— START Material for this task —

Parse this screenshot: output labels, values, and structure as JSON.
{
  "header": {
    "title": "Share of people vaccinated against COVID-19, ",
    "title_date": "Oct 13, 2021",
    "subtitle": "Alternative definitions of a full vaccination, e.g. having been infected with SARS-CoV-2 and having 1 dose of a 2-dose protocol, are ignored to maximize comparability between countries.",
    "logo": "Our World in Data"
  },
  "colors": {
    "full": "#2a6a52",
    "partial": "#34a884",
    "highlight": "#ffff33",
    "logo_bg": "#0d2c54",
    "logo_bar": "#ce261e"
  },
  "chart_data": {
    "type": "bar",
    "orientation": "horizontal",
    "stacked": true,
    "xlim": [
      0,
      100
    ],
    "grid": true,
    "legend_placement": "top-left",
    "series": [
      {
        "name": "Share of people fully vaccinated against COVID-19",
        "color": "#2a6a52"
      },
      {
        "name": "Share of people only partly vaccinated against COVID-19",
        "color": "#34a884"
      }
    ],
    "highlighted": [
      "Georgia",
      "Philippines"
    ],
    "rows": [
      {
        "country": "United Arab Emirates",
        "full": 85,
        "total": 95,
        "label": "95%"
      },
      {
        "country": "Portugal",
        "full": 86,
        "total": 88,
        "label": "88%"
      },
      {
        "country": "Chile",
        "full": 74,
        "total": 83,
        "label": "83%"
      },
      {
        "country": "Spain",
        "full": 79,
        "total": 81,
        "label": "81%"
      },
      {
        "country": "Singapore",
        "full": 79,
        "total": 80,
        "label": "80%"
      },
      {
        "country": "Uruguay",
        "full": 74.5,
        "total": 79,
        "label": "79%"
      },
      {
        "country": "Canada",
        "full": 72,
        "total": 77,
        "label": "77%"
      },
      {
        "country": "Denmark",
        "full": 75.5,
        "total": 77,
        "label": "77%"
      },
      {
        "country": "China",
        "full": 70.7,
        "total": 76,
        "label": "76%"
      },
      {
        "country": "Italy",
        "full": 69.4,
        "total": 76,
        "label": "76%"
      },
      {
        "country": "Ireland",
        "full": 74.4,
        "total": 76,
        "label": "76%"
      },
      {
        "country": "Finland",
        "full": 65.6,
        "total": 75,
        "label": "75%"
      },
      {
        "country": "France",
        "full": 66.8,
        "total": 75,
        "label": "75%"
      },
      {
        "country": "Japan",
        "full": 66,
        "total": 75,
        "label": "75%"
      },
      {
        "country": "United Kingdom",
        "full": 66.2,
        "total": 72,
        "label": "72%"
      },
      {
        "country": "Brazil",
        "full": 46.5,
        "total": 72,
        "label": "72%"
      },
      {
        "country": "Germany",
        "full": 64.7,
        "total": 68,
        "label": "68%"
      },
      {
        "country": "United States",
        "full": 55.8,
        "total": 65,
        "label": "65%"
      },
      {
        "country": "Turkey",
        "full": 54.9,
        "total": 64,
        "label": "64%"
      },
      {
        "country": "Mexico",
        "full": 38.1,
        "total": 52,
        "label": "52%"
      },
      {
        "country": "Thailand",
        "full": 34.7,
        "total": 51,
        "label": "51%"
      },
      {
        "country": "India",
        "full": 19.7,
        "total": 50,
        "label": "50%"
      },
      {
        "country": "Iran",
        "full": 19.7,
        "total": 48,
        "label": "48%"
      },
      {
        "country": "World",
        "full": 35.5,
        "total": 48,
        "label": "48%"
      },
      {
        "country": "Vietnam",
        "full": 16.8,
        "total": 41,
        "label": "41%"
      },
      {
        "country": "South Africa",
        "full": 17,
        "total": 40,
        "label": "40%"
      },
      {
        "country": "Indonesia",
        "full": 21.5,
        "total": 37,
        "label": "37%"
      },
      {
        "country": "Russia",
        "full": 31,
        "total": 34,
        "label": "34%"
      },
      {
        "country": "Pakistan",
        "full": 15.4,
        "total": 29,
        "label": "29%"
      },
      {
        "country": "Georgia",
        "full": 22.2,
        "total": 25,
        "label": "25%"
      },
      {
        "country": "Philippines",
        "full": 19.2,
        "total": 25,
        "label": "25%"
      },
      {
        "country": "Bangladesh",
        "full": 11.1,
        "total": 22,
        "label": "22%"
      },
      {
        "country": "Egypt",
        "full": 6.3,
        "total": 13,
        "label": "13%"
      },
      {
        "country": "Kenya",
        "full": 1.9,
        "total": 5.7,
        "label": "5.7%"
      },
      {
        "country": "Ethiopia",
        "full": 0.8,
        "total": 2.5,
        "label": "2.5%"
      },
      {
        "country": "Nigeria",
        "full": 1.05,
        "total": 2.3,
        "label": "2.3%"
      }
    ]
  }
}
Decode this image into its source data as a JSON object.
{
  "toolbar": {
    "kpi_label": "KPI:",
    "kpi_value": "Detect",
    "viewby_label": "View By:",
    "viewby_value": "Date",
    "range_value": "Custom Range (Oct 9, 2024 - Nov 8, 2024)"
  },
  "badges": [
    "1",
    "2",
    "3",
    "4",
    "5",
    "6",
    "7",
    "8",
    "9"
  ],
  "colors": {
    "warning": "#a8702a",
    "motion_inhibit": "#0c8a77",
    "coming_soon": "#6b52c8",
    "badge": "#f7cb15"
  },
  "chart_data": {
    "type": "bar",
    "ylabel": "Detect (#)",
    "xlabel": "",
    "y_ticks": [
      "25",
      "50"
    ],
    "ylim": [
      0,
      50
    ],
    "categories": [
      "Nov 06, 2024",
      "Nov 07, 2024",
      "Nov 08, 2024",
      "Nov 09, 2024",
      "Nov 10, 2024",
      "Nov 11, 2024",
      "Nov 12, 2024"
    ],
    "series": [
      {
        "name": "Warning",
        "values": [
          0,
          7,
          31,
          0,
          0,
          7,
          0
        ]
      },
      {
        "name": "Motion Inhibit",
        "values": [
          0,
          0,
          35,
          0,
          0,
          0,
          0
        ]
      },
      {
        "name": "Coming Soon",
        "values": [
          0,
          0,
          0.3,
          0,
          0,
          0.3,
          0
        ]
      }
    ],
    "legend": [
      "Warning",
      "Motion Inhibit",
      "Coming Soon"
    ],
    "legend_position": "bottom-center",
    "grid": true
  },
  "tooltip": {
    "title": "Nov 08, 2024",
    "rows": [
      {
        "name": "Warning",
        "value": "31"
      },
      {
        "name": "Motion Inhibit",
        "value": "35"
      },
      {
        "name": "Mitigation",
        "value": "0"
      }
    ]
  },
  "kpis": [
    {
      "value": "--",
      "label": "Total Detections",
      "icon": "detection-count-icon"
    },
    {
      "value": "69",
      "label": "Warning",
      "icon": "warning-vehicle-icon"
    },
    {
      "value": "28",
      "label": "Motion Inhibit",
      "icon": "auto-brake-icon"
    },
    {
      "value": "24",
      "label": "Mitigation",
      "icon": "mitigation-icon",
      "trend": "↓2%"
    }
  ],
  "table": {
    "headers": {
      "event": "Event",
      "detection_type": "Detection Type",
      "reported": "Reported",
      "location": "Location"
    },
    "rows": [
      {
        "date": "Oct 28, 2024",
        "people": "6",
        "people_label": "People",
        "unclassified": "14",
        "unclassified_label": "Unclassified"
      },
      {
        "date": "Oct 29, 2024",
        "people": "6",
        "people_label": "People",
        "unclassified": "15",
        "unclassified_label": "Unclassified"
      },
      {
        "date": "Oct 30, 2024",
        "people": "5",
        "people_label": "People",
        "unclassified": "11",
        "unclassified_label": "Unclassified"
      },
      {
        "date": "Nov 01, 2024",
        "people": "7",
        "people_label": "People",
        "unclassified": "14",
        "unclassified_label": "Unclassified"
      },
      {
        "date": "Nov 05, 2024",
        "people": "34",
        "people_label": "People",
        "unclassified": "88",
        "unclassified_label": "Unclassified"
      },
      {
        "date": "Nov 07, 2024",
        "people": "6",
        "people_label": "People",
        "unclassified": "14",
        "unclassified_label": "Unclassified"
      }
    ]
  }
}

— END Material for this task —
— START Material for this task —

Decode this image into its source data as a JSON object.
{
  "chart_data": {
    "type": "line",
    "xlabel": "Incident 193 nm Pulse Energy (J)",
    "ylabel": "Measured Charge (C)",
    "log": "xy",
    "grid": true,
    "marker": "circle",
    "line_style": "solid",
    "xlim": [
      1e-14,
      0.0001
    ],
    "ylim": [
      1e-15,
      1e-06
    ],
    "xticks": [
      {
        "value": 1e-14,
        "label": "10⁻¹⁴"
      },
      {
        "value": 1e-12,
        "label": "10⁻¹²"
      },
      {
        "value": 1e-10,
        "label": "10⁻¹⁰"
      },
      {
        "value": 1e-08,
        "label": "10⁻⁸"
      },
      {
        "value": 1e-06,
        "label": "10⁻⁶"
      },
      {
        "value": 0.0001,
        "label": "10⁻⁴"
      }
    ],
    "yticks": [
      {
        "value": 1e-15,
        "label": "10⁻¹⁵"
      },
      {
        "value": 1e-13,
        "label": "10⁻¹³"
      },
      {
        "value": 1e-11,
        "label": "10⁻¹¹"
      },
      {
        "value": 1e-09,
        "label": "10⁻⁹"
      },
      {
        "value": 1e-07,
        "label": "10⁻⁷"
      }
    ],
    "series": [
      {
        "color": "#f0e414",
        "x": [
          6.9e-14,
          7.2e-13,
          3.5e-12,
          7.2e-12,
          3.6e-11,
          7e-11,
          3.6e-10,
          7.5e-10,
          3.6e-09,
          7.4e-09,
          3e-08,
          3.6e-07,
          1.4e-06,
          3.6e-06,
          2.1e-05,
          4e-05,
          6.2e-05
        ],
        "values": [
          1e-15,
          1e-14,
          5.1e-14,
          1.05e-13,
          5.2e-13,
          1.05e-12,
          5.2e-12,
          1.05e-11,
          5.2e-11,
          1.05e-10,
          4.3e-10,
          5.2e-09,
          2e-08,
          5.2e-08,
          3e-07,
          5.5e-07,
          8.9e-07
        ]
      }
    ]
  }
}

— END Material for this task —
— START Material for this task —

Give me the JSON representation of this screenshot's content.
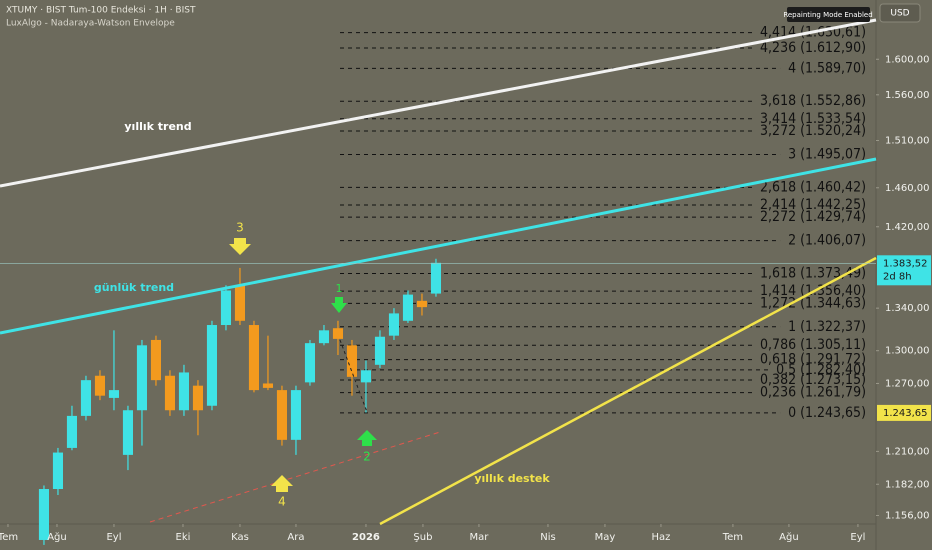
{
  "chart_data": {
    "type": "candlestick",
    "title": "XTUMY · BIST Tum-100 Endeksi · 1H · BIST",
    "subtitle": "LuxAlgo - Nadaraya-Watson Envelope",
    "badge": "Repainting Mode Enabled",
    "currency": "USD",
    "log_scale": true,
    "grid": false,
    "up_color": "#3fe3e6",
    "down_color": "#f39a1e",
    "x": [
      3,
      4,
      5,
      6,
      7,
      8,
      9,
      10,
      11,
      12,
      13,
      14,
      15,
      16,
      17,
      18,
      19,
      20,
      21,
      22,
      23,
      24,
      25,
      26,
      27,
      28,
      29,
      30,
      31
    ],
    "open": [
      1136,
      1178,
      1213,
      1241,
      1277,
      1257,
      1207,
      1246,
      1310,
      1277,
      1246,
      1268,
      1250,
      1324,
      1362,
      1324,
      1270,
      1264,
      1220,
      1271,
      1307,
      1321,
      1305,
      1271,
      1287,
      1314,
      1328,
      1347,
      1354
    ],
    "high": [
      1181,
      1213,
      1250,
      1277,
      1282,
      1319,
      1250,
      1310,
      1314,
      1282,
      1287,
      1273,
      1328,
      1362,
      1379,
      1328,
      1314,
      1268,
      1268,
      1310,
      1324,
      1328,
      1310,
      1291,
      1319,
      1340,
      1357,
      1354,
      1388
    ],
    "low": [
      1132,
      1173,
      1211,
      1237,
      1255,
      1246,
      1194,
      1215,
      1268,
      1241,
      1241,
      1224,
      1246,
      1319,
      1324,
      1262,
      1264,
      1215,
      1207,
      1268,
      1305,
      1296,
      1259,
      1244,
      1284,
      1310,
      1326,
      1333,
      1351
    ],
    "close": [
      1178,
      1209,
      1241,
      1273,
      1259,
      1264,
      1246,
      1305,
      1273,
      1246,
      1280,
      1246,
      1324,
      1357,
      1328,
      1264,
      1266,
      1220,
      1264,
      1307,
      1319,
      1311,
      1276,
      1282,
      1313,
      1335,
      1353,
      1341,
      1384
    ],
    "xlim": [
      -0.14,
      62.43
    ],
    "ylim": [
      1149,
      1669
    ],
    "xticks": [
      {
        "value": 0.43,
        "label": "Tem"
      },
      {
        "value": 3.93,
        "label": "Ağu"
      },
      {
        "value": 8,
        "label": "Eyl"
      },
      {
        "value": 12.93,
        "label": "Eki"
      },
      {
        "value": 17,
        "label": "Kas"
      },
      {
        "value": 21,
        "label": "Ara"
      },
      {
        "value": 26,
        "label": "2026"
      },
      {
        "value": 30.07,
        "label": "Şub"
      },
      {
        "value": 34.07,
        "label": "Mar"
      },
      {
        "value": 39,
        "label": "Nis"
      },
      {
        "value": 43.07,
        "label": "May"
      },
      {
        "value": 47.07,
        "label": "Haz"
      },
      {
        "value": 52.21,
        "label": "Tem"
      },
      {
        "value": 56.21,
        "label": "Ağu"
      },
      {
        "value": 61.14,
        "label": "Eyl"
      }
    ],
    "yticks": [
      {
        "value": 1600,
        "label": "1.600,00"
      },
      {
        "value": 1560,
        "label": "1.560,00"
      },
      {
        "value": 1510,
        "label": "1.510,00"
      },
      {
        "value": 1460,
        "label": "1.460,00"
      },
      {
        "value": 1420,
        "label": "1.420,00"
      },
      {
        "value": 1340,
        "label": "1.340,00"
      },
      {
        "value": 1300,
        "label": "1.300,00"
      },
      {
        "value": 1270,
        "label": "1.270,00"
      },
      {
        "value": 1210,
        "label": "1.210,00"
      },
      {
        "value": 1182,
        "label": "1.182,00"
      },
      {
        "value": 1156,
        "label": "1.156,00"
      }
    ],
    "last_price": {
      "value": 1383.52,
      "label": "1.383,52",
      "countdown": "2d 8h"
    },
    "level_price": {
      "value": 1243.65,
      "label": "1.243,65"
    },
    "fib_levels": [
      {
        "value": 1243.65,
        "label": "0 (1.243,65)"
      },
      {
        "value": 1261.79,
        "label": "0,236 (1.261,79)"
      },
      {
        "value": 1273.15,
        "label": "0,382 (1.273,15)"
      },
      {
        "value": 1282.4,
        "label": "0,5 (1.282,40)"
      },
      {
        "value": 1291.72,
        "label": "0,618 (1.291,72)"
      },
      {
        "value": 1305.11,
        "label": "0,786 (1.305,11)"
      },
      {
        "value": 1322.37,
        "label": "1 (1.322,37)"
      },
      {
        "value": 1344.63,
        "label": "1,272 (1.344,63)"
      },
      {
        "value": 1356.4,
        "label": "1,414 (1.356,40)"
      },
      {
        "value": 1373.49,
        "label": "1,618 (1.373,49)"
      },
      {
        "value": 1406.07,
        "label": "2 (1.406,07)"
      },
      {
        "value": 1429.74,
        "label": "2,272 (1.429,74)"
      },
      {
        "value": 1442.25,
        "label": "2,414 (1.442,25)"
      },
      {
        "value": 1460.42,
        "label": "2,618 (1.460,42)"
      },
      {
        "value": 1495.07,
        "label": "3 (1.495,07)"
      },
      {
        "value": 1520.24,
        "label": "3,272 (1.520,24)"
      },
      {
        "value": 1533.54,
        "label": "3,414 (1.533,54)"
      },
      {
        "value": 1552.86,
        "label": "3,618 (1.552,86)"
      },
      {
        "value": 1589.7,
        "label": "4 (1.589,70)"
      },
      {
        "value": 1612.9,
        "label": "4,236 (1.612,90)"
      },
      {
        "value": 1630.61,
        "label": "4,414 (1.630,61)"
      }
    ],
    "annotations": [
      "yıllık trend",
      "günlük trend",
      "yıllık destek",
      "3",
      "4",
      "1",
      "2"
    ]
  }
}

— END Material for this task —

* What you have to do *
Scan the entries above. Copy each line that has the string "COVID".

* Final answer *
    "title": "Share of people vaccinated against COVID-19, ",
        "name": "Share of people fully vaccinated against COVID-19",
        "name": "Share of people only partly vaccinated against COVID-19",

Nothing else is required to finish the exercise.